THE REQUEST:
Copy the lines of the records verbatim, beginning at the line containing "row-checkbox-cell[interactable] (12, 289, 31, 307)" and ending at the line containing "row-checkbox-cell[interactable] (12, 158, 31, 176)", including both of those lines.

SOURCE MATERIAL:
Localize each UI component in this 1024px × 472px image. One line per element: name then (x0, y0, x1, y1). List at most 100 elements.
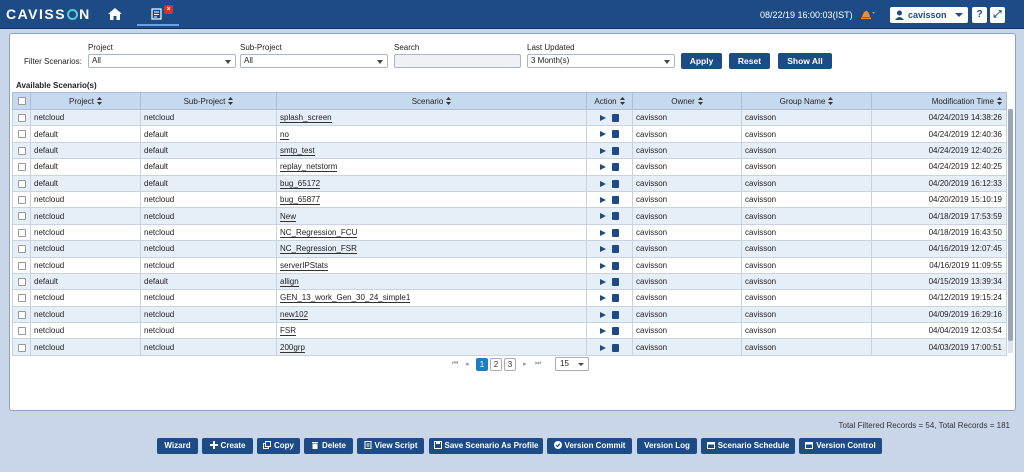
row-checkbox-cell[interactable] (12, 289, 31, 307)
expand-icon[interactable]: ⤢ (990, 7, 1005, 23)
row-checkbox-cell[interactable] (12, 108, 31, 127)
table-row[interactable]: netcloud netcloud NC_Regression_FSR cavisso… (12, 240, 1007, 258)
prev-page-icon[interactable]: ◂ (465, 360, 469, 368)
row-checkbox-cell[interactable] (12, 141, 31, 160)
play-icon[interactable] (600, 229, 606, 236)
table-row[interactable]: netcloud netcloud serverIPStats cavisson cav… (12, 256, 1007, 274)
sort-icon[interactable] (697, 96, 703, 105)
row-checkbox-cell[interactable] (12, 223, 31, 242)
play-icon[interactable] (600, 131, 606, 138)
sort-icon[interactable] (619, 96, 625, 105)
row-checkbox-cell[interactable] (12, 174, 31, 192)
row-checkbox-cell[interactable] (12, 158, 31, 176)
page-3-button[interactable]: 3 (504, 358, 516, 371)
scenario-link[interactable]: 200grp (280, 342, 305, 353)
scenario-link[interactable]: GEN_13_work_Gen_30_24_simple1 (280, 293, 411, 304)
document-icon[interactable] (612, 212, 619, 221)
row-checkbox-cell[interactable] (12, 305, 31, 324)
column-header-scenario[interactable]: Scenario (276, 92, 587, 110)
scenario-link[interactable]: replay_netstorm (280, 162, 338, 173)
document-icon[interactable] (612, 179, 619, 188)
scenario-link[interactable]: FSR (280, 326, 296, 337)
play-icon[interactable] (600, 344, 606, 351)
show-all-button[interactable]: Show All (778, 53, 832, 69)
table-row[interactable]: netcloud netcloud New cavisson cavisson 04/18… (12, 207, 1007, 225)
sort-icon[interactable] (228, 96, 234, 105)
document-icon[interactable] (612, 343, 619, 352)
table-row[interactable]: netcloud netcloud splash_screen cavisson cav… (12, 108, 1007, 127)
play-icon[interactable] (600, 246, 606, 253)
scenario-link[interactable]: NC_Regression_FCU (280, 227, 358, 238)
checkbox[interactable] (17, 245, 26, 254)
search-input[interactable] (394, 54, 521, 68)
wizard-button[interactable]: Wizard (157, 438, 198, 454)
column-header-group[interactable]: Group Name (741, 92, 872, 110)
row-checkbox-cell[interactable] (12, 125, 31, 143)
view-script-button[interactable]: View Script (357, 438, 424, 454)
document-icon[interactable] (612, 228, 619, 237)
column-header-modified[interactable]: Modification Time (871, 92, 1007, 110)
sort-icon[interactable] (997, 96, 1002, 105)
page-size-select[interactable]: 15 (555, 357, 589, 371)
document-icon[interactable] (612, 261, 619, 270)
close-icon[interactable]: × (164, 5, 173, 14)
sort-icon[interactable] (446, 96, 452, 105)
column-header-subproject[interactable]: Sub-Project (140, 92, 277, 110)
user-menu-button[interactable]: cavisson (890, 7, 968, 23)
checkbox[interactable] (17, 343, 26, 352)
checkbox[interactable] (17, 130, 26, 139)
table-row[interactable]: netcloud netcloud GEN_13_work_Gen_30_24_si… (12, 289, 1007, 307)
checkbox[interactable] (17, 97, 26, 106)
table-row[interactable]: netcloud netcloud new102 cavisson cavisson 04… (12, 305, 1007, 324)
row-checkbox-cell[interactable] (12, 256, 31, 274)
row-checkbox-cell[interactable] (12, 207, 31, 225)
first-page-icon[interactable]: ⏮ (452, 360, 458, 368)
play-icon[interactable] (600, 164, 606, 171)
document-icon[interactable] (612, 294, 619, 303)
table-row[interactable]: netcloud netcloud bug_65877 cavisson cavisso… (12, 190, 1007, 209)
project-select[interactable]: All (88, 54, 236, 68)
version-commit-button[interactable]: Version Commit (547, 438, 632, 454)
checkbox[interactable] (17, 196, 26, 205)
select-all-checkbox[interactable] (12, 92, 31, 110)
scenario-link[interactable]: splash_screen (280, 113, 332, 124)
sort-icon[interactable] (828, 96, 834, 105)
column-header-owner[interactable]: Owner (632, 92, 742, 110)
document-icon[interactable] (612, 310, 619, 319)
scenario-link[interactable]: smtp_test (280, 145, 315, 156)
next-page-icon[interactable]: ▸ (523, 360, 527, 368)
alert-icon[interactable] (860, 8, 876, 20)
document-icon[interactable] (612, 163, 619, 172)
checkbox[interactable] (17, 277, 26, 286)
scenario-link[interactable]: no (280, 129, 289, 140)
checkbox[interactable] (17, 327, 26, 336)
scenario-link[interactable]: New (280, 211, 297, 222)
scenario-link[interactable]: new102 (280, 309, 309, 320)
table-row[interactable]: default default smtp_test cavisson cavisson 0… (12, 141, 1007, 160)
checkbox[interactable] (17, 146, 26, 155)
subproject-select[interactable]: All (240, 54, 388, 68)
play-icon[interactable] (600, 197, 606, 204)
scenario-link[interactable]: allign (280, 277, 299, 288)
table-row[interactable]: default default bug_65172 cavisson cavisson 0… (12, 174, 1007, 192)
page-1-button[interactable]: 1 (476, 358, 488, 371)
row-checkbox-cell[interactable] (12, 272, 31, 291)
scenario-link[interactable]: serverIPStats (280, 260, 329, 271)
checkbox[interactable] (17, 212, 26, 221)
page-2-button[interactable]: 2 (490, 358, 502, 371)
reset-button[interactable]: Reset (729, 53, 770, 69)
table-row[interactable]: default default no cavisson cavisson 04/24/20… (12, 125, 1007, 143)
save-scenario-as-profile-button[interactable]: Save Scenario As Profile (429, 438, 543, 454)
play-icon[interactable] (600, 180, 606, 187)
table-row[interactable]: default default allign cavisson cavisson 04/1… (12, 272, 1007, 291)
table-row[interactable]: netcloud netcloud NC_Regression_FCU cavisso… (12, 223, 1007, 242)
last-page-icon[interactable]: ⏭ (535, 360, 541, 368)
play-icon[interactable] (600, 213, 606, 220)
checkbox[interactable] (17, 294, 26, 303)
apply-button[interactable]: Apply (681, 53, 722, 69)
last-updated-select[interactable]: 3 Month(s) (527, 54, 675, 68)
scenario-link[interactable]: bug_65877 (280, 195, 321, 206)
play-icon[interactable] (600, 295, 606, 302)
tab-scenarios[interactable]: × (137, 4, 179, 26)
scenario-schedule-button[interactable]: Scenario Schedule (701, 438, 795, 454)
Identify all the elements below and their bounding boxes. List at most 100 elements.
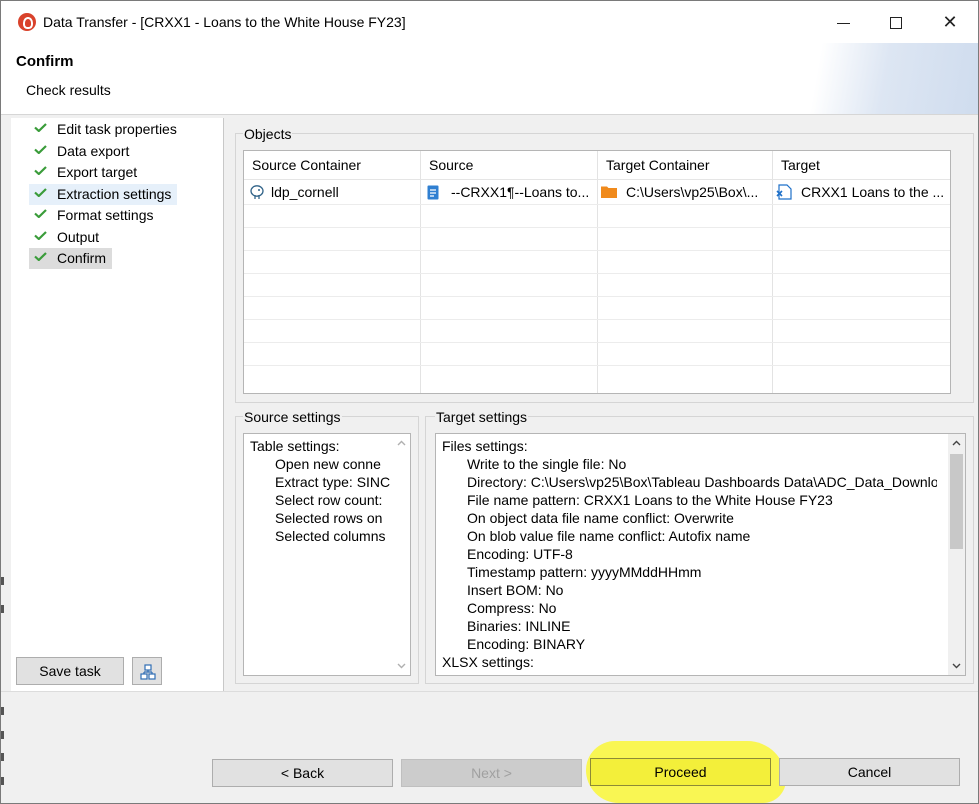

EXERCISE SOLUTION:
row-checkbox-cell[interactable] (12, 289, 31, 307)
expand-icon[interactable]: ⤢ (990, 7, 1005, 23)
row-checkbox-cell[interactable] (12, 108, 31, 127)
table-row[interactable]: netcloud netcloud NC_Regression_FSR cavisso… (12, 240, 1007, 258)
prev-page-icon[interactable]: ◂ (465, 360, 469, 368)
row-checkbox-cell[interactable] (12, 141, 31, 160)
play-icon[interactable] (600, 229, 606, 236)
table-row[interactable]: netcloud netcloud serverIPStats cavisson cav… (12, 256, 1007, 274)
sort-icon[interactable] (697, 96, 703, 105)
row-checkbox-cell[interactable] (12, 223, 31, 242)
play-icon[interactable] (600, 131, 606, 138)
sort-icon[interactable] (619, 96, 625, 105)
row-checkbox-cell[interactable] (12, 174, 31, 192)
row-checkbox-cell[interactable] (12, 158, 31, 176)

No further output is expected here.